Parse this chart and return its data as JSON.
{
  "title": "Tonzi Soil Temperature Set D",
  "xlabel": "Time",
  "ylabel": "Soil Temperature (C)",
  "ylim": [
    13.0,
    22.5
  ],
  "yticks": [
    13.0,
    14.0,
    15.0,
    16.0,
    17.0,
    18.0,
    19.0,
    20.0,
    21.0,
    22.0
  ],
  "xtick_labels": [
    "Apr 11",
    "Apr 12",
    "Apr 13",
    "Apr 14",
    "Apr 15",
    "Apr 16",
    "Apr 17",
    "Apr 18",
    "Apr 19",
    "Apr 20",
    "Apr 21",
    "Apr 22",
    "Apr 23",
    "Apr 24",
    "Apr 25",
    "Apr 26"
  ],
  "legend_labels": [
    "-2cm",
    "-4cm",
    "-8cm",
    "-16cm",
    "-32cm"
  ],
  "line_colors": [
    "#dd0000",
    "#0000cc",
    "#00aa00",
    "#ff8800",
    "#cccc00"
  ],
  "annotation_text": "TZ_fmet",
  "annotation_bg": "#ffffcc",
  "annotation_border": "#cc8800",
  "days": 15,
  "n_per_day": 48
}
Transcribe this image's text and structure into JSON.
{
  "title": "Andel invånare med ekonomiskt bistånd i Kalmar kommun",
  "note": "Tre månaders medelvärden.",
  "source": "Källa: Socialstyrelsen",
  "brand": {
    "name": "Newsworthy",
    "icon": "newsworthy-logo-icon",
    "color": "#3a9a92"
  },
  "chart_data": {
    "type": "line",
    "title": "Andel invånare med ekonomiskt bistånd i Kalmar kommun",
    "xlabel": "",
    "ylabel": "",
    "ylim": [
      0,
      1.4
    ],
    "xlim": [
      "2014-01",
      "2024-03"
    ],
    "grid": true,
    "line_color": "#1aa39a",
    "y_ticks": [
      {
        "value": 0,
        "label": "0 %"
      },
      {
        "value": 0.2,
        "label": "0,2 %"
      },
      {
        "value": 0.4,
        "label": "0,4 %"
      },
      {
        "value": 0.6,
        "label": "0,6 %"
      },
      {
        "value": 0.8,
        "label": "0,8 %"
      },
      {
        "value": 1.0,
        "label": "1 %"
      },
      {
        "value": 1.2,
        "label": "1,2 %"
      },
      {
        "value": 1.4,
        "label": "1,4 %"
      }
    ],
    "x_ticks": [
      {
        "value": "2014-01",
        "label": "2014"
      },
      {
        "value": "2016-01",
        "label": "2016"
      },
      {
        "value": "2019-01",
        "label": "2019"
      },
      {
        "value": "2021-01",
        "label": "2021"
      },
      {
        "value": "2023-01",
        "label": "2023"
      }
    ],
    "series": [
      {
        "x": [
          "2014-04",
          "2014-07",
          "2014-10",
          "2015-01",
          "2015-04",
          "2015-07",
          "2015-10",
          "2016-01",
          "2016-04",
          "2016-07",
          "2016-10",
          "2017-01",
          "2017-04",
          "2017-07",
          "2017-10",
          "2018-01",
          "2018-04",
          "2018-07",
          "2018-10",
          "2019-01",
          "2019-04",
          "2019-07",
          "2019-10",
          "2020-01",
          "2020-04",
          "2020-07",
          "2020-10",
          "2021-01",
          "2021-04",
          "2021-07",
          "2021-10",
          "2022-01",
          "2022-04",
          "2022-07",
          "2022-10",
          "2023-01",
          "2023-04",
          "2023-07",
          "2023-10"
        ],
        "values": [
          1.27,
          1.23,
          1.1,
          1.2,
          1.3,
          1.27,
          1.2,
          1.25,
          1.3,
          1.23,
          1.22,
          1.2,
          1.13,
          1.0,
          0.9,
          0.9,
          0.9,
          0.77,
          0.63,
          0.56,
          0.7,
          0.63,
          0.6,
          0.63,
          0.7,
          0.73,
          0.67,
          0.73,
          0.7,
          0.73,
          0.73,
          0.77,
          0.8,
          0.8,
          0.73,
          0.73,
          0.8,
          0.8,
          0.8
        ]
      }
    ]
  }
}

▶ [Work to complete]:
Print out every record again, exactly and in full.

▶ [Solution for this task]:
Parse this chart and return its data as JSON.
{
  "title": "Tonzi Soil Temperature Set D",
  "xlabel": "Time",
  "ylabel": "Soil Temperature (C)",
  "ylim": [
    13.0,
    22.5
  ],
  "yticks": [
    13.0,
    14.0,
    15.0,
    16.0,
    17.0,
    18.0,
    19.0,
    20.0,
    21.0,
    22.0
  ],
  "xtick_labels": [
    "Apr 11",
    "Apr 12",
    "Apr 13",
    "Apr 14",
    "Apr 15",
    "Apr 16",
    "Apr 17",
    "Apr 18",
    "Apr 19",
    "Apr 20",
    "Apr 21",
    "Apr 22",
    "Apr 23",
    "Apr 24",
    "Apr 25",
    "Apr 26"
  ],
  "legend_labels": [
    "-2cm",
    "-4cm",
    "-8cm",
    "-16cm",
    "-32cm"
  ],
  "line_colors": [
    "#dd0000",
    "#0000cc",
    "#00aa00",
    "#ff8800",
    "#cccc00"
  ],
  "annotation_text": "TZ_fmet",
  "annotation_bg": "#ffffcc",
  "annotation_border": "#cc8800",
  "days": 15,
  "n_per_day": 48
}
Transcribe this image's text and structure into JSON.
{
  "title": "Andel invånare med ekonomiskt bistånd i Kalmar kommun",
  "note": "Tre månaders medelvärden.",
  "source": "Källa: Socialstyrelsen",
  "brand": {
    "name": "Newsworthy",
    "icon": "newsworthy-logo-icon",
    "color": "#3a9a92"
  },
  "chart_data": {
    "type": "line",
    "title": "Andel invånare med ekonomiskt bistånd i Kalmar kommun",
    "xlabel": "",
    "ylabel": "",
    "ylim": [
      0,
      1.4
    ],
    "xlim": [
      "2014-01",
      "2024-03"
    ],
    "grid": true,
    "line_color": "#1aa39a",
    "y_ticks": [
      {
        "value": 0,
        "label": "0 %"
      },
      {
        "value": 0.2,
        "label": "0,2 %"
      },
      {
        "value": 0.4,
        "label": "0,4 %"
      },
      {
        "value": 0.6,
        "label": "0,6 %"
      },
      {
        "value": 0.8,
        "label": "0,8 %"
      },
      {
        "value": 1.0,
        "label": "1 %"
      },
      {
        "value": 1.2,
        "label": "1,2 %"
      },
      {
        "value": 1.4,
        "label": "1,4 %"
      }
    ],
    "x_ticks": [
      {
        "value": "2014-01",
        "label": "2014"
      },
      {
        "value": "2016-01",
        "label": "2016"
      },
      {
        "value": "2019-01",
        "label": "2019"
      },
      {
        "value": "2021-01",
        "label": "2021"
      },
      {
        "value": "2023-01",
        "label": "2023"
      }
    ],
    "series": [
      {
        "x": [
          "2014-04",
          "2014-07",
          "2014-10",
          "2015-01",
          "2015-04",
          "2015-07",
          "2015-10",
          "2016-01",
          "2016-04",
          "2016-07",
          "2016-10",
          "2017-01",
          "2017-04",
          "2017-07",
          "2017-10",
          "2018-01",
          "2018-04",
          "2018-07",
          "2018-10",
          "2019-01",
          "2019-04",
          "2019-07",
          "2019-10",
          "2020-01",
          "2020-04",
          "2020-07",
          "2020-10",
          "2021-01",
          "2021-04",
          "2021-07",
          "2021-10",
          "2022-01",
          "2022-04",
          "2022-07",
          "2022-10",
          "2023-01",
          "2023-04",
          "2023-07",
          "2023-10"
        ],
        "values": [
          1.27,
          1.23,
          1.1,
          1.2,
          1.3,
          1.27,
          1.2,
          1.25,
          1.3,
          1.23,
          1.22,
          1.2,
          1.13,
          1.0,
          0.9,
          0.9,
          0.9,
          0.77,
          0.63,
          0.56,
          0.7,
          0.63,
          0.6,
          0.63,
          0.7,
          0.73,
          0.67,
          0.73,
          0.7,
          0.73,
          0.73,
          0.77,
          0.8,
          0.8,
          0.73,
          0.73,
          0.8,
          0.8,
          0.8
        ]
      }
    ]
  }
}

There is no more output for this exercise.